── Listing ──

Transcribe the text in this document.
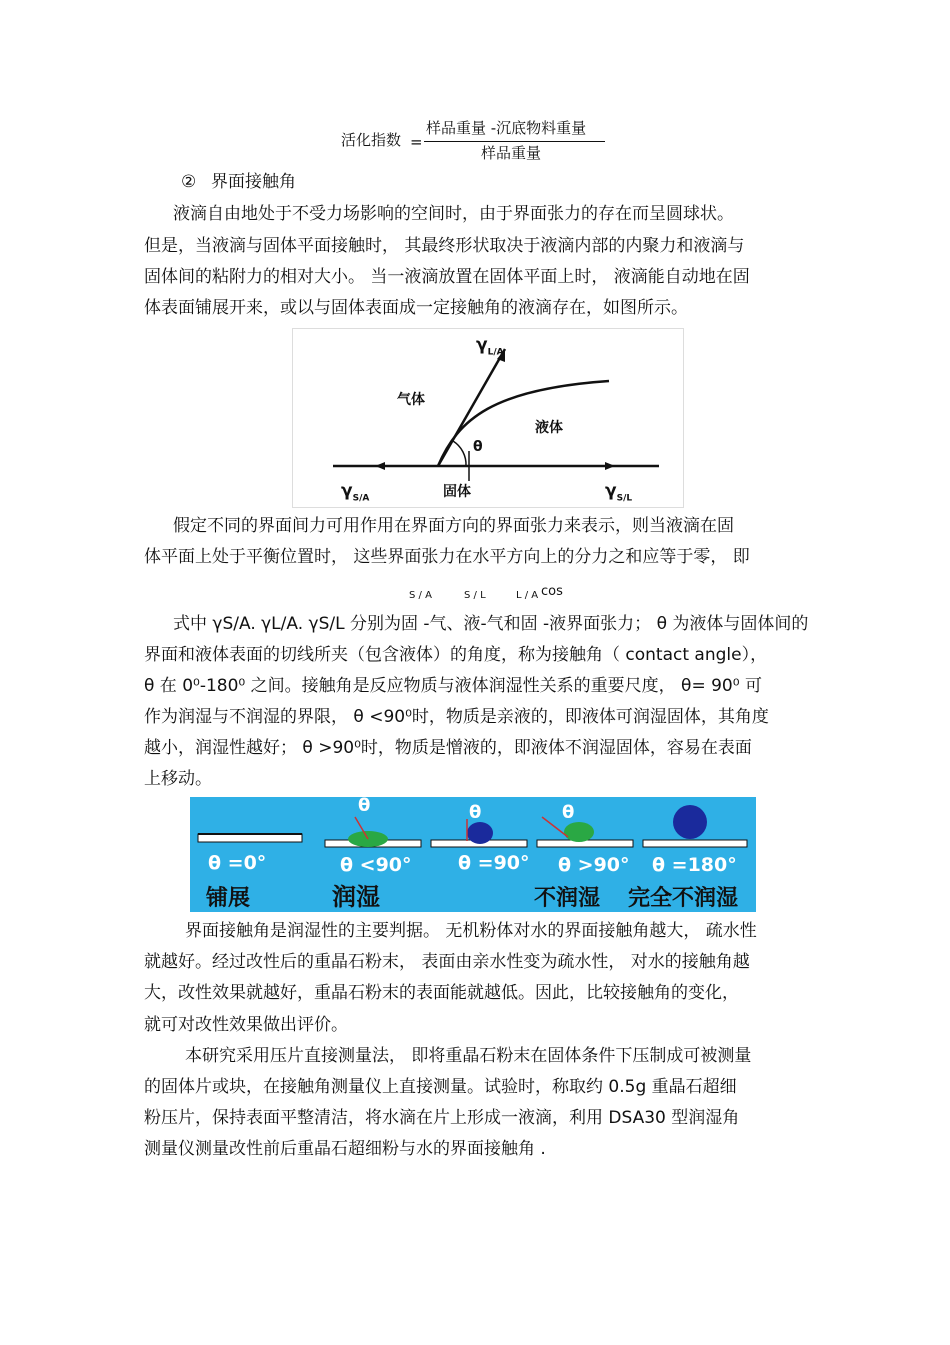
活化指数 =
样品重量 -沉底物料重量
样品重量
② 界面接触角
液滴自由地处于不受力场影响的空间时，由于界面张力的存在而呈圆球状。
但是，当液滴与固体平面接触时， 其最终形状取决于液滴内部的内聚力和液滴与
固体间的粘附力的相对大小。 当一液滴放置在固体平面上时， 液滴能自动地在固
体表面铺展开来，或以与固体表面成一定接触角的液滴存在，如图所示。
$\gamma_{L/A}$
气体
液体
θ
$\gamma_{S/A}$	固体	$\gamma_{S/L}$
假定不同的界面间力可用作用在界面方向的界面张力来表示，则当液滴在固
体平面上处于平衡位置时， 这些界面张力在水平方向上的分力之和应等于零， 即
S / A	S / L	L / A cos
式中 γS/A. γL/A. γS/L 分别为固 -气、液-气和固 -液界面张力； θ 为液体与固体间的
界面和液体表面的切线所夹（包含液体）的角度，称为接触角（ contact angle），
θ 在 0⁰-180⁰ 之间。接触角是反应物质与液体润湿性关系的重要尺度， θ= 90⁰ 可
作为润湿与不润湿的界限， θ <90⁰时，物质是亲液的，即液体可润湿固体，其角度
越小，润湿性越好； θ >90⁰时，物质是憎液的，即液体不润湿固体，容易在表面
上移动。
θ	θ	θ
θ =0°	θ <90° θ =90° θ >90° θ =180°
铺展	润湿	不润湿 完全不润湿
界面接触角是润湿性的主要判据。 无机粉体对水的界面接触角越大， 疏水性
就越好。经过改性后的重晶石粉末， 表面由亲水性变为疏水性， 对水的接触角越
大，改性效果就越好，重晶石粉末的表面能就越低。因此，比较接触角的变化，
就可对改性效果做出评价。
本研究采用压片直接测量法， 即将重晶石粉末在固体条件下压制成可被测量
的固体片或块，在接触角测量仪上直接测量。试验时，称取约 0.5g 重晶石超细
粉压片，保持表面平整清洁，将水滴在片上形成一液滴，利用 DSA30 型润湿角
测量仪测量改性前后重晶石超细粉与水的界面接触角 .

───

Keep the pictures out and write out the records exactly.

Transcribe the text in this document.
活化指数 =
样品重量 -沉底物料重量
样品重量
② 界面接触角
液滴自由地处于不受力场影响的空间时，由于界面张力的存在而呈圆球状。
但是，当液滴与固体平面接触时， 其最终形状取决于液滴内部的内聚力和液滴与
固体间的粘附力的相对大小。 当一液滴放置在固体平面上时， 液滴能自动地在固
体表面铺展开来，或以与固体表面成一定接触角的液滴存在，如图所示。
$\gamma_{L/A}$
气体
液体
θ
$\gamma_{S/A}$	固体	$\gamma_{S/L}$
假定不同的界面间力可用作用在界面方向的界面张力来表示，则当液滴在固
体平面上处于平衡位置时， 这些界面张力在水平方向上的分力之和应等于零， 即
S / A	S / L	L / A cos
式中 γS/A. γL/A. γS/L 分别为固 -气、液-气和固 -液界面张力； θ 为液体与固体间的
界面和液体表面的切线所夹（包含液体）的角度，称为接触角（ contact angle），
θ 在 0⁰-180⁰ 之间。接触角是反应物质与液体润湿性关系的重要尺度， θ= 90⁰ 可
作为润湿与不润湿的界限， θ <90⁰时，物质是亲液的，即液体可润湿固体，其角度
越小，润湿性越好； θ >90⁰时，物质是憎液的，即液体不润湿固体，容易在表面
上移动。
θ	θ	θ
θ =0°	θ <90° θ =90° θ >90° θ =180°
铺展	润湿	不润湿 完全不润湿
界面接触角是润湿性的主要判据。 无机粉体对水的界面接触角越大， 疏水性
就越好。经过改性后的重晶石粉末， 表面由亲水性变为疏水性， 对水的接触角越
大，改性效果就越好，重晶石粉末的表面能就越低。因此，比较接触角的变化，
就可对改性效果做出评价。
本研究采用压片直接测量法， 即将重晶石粉末在固体条件下压制成可被测量
的固体片或块，在接触角测量仪上直接测量。试验时，称取约 0.5g 重晶石超细
粉压片，保持表面平整清洁，将水滴在片上形成一液滴，利用 DSA30 型润湿角
测量仪测量改性前后重晶石超细粉与水的界面接触角 .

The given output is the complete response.